§ **TASK REQUIREMENTS**:
Extract the listing in its entirety, keeping each line identical to the original.

(Records from a dataset)
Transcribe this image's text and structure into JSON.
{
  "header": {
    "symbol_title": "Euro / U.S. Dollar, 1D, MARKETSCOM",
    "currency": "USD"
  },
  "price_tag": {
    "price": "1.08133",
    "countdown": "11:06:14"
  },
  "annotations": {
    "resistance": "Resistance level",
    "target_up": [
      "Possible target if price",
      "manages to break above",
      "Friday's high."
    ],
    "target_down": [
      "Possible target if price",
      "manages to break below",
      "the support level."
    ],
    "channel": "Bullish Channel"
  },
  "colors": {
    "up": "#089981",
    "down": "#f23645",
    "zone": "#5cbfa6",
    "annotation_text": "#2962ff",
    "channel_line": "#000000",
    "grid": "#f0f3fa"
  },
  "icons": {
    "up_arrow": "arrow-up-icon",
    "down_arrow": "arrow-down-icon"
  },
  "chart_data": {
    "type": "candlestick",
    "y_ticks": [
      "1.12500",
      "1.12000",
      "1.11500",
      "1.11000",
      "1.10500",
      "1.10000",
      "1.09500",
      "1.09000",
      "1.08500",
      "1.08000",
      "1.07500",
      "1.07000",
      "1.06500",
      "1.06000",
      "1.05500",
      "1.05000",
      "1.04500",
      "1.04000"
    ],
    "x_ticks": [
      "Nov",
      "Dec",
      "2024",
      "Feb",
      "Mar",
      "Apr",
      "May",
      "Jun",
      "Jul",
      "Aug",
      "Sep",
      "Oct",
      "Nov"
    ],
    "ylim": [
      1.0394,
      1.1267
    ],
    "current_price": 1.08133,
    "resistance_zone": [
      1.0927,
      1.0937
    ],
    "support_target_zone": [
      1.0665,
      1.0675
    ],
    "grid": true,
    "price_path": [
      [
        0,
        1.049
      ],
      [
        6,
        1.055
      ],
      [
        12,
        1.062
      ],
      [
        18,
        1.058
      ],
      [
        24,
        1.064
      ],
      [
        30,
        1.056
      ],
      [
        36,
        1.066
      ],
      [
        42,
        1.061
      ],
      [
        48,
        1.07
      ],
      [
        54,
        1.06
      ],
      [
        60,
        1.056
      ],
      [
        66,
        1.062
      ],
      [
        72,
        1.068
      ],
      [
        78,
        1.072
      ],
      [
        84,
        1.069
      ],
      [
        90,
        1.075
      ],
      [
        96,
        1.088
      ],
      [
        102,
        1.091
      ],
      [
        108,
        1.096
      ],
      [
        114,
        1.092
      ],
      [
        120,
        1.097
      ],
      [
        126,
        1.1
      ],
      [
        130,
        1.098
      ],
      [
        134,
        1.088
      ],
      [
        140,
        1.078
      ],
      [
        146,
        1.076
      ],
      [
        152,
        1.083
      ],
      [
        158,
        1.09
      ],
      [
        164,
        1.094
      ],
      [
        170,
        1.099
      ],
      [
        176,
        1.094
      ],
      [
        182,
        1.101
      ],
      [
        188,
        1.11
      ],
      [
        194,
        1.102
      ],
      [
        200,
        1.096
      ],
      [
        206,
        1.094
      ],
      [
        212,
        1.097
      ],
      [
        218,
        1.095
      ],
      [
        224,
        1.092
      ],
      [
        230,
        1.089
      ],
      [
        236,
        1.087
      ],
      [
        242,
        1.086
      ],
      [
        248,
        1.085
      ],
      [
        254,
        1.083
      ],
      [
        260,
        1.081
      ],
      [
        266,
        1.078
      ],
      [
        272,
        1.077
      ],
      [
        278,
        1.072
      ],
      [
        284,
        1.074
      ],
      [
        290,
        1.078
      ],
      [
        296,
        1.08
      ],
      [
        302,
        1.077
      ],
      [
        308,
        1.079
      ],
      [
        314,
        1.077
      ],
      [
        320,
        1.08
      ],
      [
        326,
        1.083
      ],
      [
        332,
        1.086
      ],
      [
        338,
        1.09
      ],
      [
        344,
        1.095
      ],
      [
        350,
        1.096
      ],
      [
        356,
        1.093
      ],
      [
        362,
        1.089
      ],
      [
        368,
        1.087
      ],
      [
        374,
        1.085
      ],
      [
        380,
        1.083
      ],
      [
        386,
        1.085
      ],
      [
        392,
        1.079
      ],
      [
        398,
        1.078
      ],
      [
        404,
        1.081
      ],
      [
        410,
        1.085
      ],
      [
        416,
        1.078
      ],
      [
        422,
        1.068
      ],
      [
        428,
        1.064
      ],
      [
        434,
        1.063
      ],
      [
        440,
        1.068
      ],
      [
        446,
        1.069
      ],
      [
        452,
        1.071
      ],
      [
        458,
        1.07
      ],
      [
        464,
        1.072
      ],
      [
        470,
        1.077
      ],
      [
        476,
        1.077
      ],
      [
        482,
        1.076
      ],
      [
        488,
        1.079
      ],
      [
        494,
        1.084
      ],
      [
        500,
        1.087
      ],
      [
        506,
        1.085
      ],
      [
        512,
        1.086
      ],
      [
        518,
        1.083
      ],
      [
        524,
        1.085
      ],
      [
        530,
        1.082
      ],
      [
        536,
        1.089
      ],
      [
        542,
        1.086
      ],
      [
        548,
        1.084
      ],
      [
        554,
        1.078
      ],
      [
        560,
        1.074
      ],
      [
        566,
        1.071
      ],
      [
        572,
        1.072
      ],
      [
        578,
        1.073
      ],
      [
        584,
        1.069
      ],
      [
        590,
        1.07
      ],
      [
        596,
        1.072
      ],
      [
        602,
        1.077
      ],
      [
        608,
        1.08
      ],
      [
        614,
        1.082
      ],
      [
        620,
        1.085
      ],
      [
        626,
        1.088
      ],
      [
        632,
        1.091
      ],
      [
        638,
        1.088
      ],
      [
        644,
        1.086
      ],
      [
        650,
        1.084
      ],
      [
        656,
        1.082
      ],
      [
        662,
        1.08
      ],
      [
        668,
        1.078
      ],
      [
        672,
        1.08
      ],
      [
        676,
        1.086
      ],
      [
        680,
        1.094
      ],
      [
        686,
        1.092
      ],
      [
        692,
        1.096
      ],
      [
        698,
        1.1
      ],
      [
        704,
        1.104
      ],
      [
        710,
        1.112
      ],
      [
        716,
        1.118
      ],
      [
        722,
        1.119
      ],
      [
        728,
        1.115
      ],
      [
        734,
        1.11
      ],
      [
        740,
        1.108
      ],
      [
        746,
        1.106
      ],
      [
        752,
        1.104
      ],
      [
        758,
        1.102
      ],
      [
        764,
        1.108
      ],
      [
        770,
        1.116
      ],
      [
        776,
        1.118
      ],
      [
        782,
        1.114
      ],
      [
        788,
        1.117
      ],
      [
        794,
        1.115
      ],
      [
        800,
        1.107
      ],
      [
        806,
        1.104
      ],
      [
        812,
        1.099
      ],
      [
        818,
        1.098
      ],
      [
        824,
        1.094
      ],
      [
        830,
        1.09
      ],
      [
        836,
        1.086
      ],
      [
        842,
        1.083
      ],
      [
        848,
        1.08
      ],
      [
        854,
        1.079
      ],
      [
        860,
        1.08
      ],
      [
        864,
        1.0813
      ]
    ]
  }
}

§ **WRITTEN REPLY**:
Transcribe this image's text and structure into JSON.
{
  "header": {
    "symbol_title": "Euro / U.S. Dollar, 1D, MARKETSCOM",
    "currency": "USD"
  },
  "price_tag": {
    "price": "1.08133",
    "countdown": "11:06:14"
  },
  "annotations": {
    "resistance": "Resistance level",
    "target_up": [
      "Possible target if price",
      "manages to break above",
      "Friday's high."
    ],
    "target_down": [
      "Possible target if price",
      "manages to break below",
      "the support level."
    ],
    "channel": "Bullish Channel"
  },
  "colors": {
    "up": "#089981",
    "down": "#f23645",
    "zone": "#5cbfa6",
    "annotation_text": "#2962ff",
    "channel_line": "#000000",
    "grid": "#f0f3fa"
  },
  "icons": {
    "up_arrow": "arrow-up-icon",
    "down_arrow": "arrow-down-icon"
  },
  "chart_data": {
    "type": "candlestick",
    "y_ticks": [
      "1.12500",
      "1.12000",
      "1.11500",
      "1.11000",
      "1.10500",
      "1.10000",
      "1.09500",
      "1.09000",
      "1.08500",
      "1.08000",
      "1.07500",
      "1.07000",
      "1.06500",
      "1.06000",
      "1.05500",
      "1.05000",
      "1.04500",
      "1.04000"
    ],
    "x_ticks": [
      "Nov",
      "Dec",
      "2024",
      "Feb",
      "Mar",
      "Apr",
      "May",
      "Jun",
      "Jul",
      "Aug",
      "Sep",
      "Oct",
      "Nov"
    ],
    "ylim": [
      1.0394,
      1.1267
    ],
    "current_price": 1.08133,
    "resistance_zone": [
      1.0927,
      1.0937
    ],
    "support_target_zone": [
      1.0665,
      1.0675
    ],
    "grid": true,
    "price_path": [
      [
        0,
        1.049
      ],
      [
        6,
        1.055
      ],
      [
        12,
        1.062
      ],
      [
        18,
        1.058
      ],
      [
        24,
        1.064
      ],
      [
        30,
        1.056
      ],
      [
        36,
        1.066
      ],
      [
        42,
        1.061
      ],
      [
        48,
        1.07
      ],
      [
        54,
        1.06
      ],
      [
        60,
        1.056
      ],
      [
        66,
        1.062
      ],
      [
        72,
        1.068
      ],
      [
        78,
        1.072
      ],
      [
        84,
        1.069
      ],
      [
        90,
        1.075
      ],
      [
        96,
        1.088
      ],
      [
        102,
        1.091
      ],
      [
        108,
        1.096
      ],
      [
        114,
        1.092
      ],
      [
        120,
        1.097
      ],
      [
        126,
        1.1
      ],
      [
        130,
        1.098
      ],
      [
        134,
        1.088
      ],
      [
        140,
        1.078
      ],
      [
        146,
        1.076
      ],
      [
        152,
        1.083
      ],
      [
        158,
        1.09
      ],
      [
        164,
        1.094
      ],
      [
        170,
        1.099
      ],
      [
        176,
        1.094
      ],
      [
        182,
        1.101
      ],
      [
        188,
        1.11
      ],
      [
        194,
        1.102
      ],
      [
        200,
        1.096
      ],
      [
        206,
        1.094
      ],
      [
        212,
        1.097
      ],
      [
        218,
        1.095
      ],
      [
        224,
        1.092
      ],
      [
        230,
        1.089
      ],
      [
        236,
        1.087
      ],
      [
        242,
        1.086
      ],
      [
        248,
        1.085
      ],
      [
        254,
        1.083
      ],
      [
        260,
        1.081
      ],
      [
        266,
        1.078
      ],
      [
        272,
        1.077
      ],
      [
        278,
        1.072
      ],
      [
        284,
        1.074
      ],
      [
        290,
        1.078
      ],
      [
        296,
        1.08
      ],
      [
        302,
        1.077
      ],
      [
        308,
        1.079
      ],
      [
        314,
        1.077
      ],
      [
        320,
        1.08
      ],
      [
        326,
        1.083
      ],
      [
        332,
        1.086
      ],
      [
        338,
        1.09
      ],
      [
        344,
        1.095
      ],
      [
        350,
        1.096
      ],
      [
        356,
        1.093
      ],
      [
        362,
        1.089
      ],
      [
        368,
        1.087
      ],
      [
        374,
        1.085
      ],
      [
        380,
        1.083
      ],
      [
        386,
        1.085
      ],
      [
        392,
        1.079
      ],
      [
        398,
        1.078
      ],
      [
        404,
        1.081
      ],
      [
        410,
        1.085
      ],
      [
        416,
        1.078
      ],
      [
        422,
        1.068
      ],
      [
        428,
        1.064
      ],
      [
        434,
        1.063
      ],
      [
        440,
        1.068
      ],
      [
        446,
        1.069
      ],
      [
        452,
        1.071
      ],
      [
        458,
        1.07
      ],
      [
        464,
        1.072
      ],
      [
        470,
        1.077
      ],
      [
        476,
        1.077
      ],
      [
        482,
        1.076
      ],
      [
        488,
        1.079
      ],
      [
        494,
        1.084
      ],
      [
        500,
        1.087
      ],
      [
        506,
        1.085
      ],
      [
        512,
        1.086
      ],
      [
        518,
        1.083
      ],
      [
        524,
        1.085
      ],
      [
        530,
        1.082
      ],
      [
        536,
        1.089
      ],
      [
        542,
        1.086
      ],
      [
        548,
        1.084
      ],
      [
        554,
        1.078
      ],
      [
        560,
        1.074
      ],
      [
        566,
        1.071
      ],
      [
        572,
        1.072
      ],
      [
        578,
        1.073
      ],
      [
        584,
        1.069
      ],
      [
        590,
        1.07
      ],
      [
        596,
        1.072
      ],
      [
        602,
        1.077
      ],
      [
        608,
        1.08
      ],
      [
        614,
        1.082
      ],
      [
        620,
        1.085
      ],
      [
        626,
        1.088
      ],
      [
        632,
        1.091
      ],
      [
        638,
        1.088
      ],
      [
        644,
        1.086
      ],
      [
        650,
        1.084
      ],
      [
        656,
        1.082
      ],
      [
        662,
        1.08
      ],
      [
        668,
        1.078
      ],
      [
        672,
        1.08
      ],
      [
        676,
        1.086
      ],
      [
        680,
        1.094
      ],
      [
        686,
        1.092
      ],
      [
        692,
        1.096
      ],
      [
        698,
        1.1
      ],
      [
        704,
        1.104
      ],
      [
        710,
        1.112
      ],
      [
        716,
        1.118
      ],
      [
        722,
        1.119
      ],
      [
        728,
        1.115
      ],
      [
        734,
        1.11
      ],
      [
        740,
        1.108
      ],
      [
        746,
        1.106
      ],
      [
        752,
        1.104
      ],
      [
        758,
        1.102
      ],
      [
        764,
        1.108
      ],
      [
        770,
        1.116
      ],
      [
        776,
        1.118
      ],
      [
        782,
        1.114
      ],
      [
        788,
        1.117
      ],
      [
        794,
        1.115
      ],
      [
        800,
        1.107
      ],
      [
        806,
        1.104
      ],
      [
        812,
        1.099
      ],
      [
        818,
        1.098
      ],
      [
        824,
        1.094
      ],
      [
        830,
        1.09
      ],
      [
        836,
        1.086
      ],
      [
        842,
        1.083
      ],
      [
        848,
        1.08
      ],
      [
        854,
        1.079
      ],
      [
        860,
        1.08
      ],
      [
        864,
        1.0813
      ]
    ]
  }
}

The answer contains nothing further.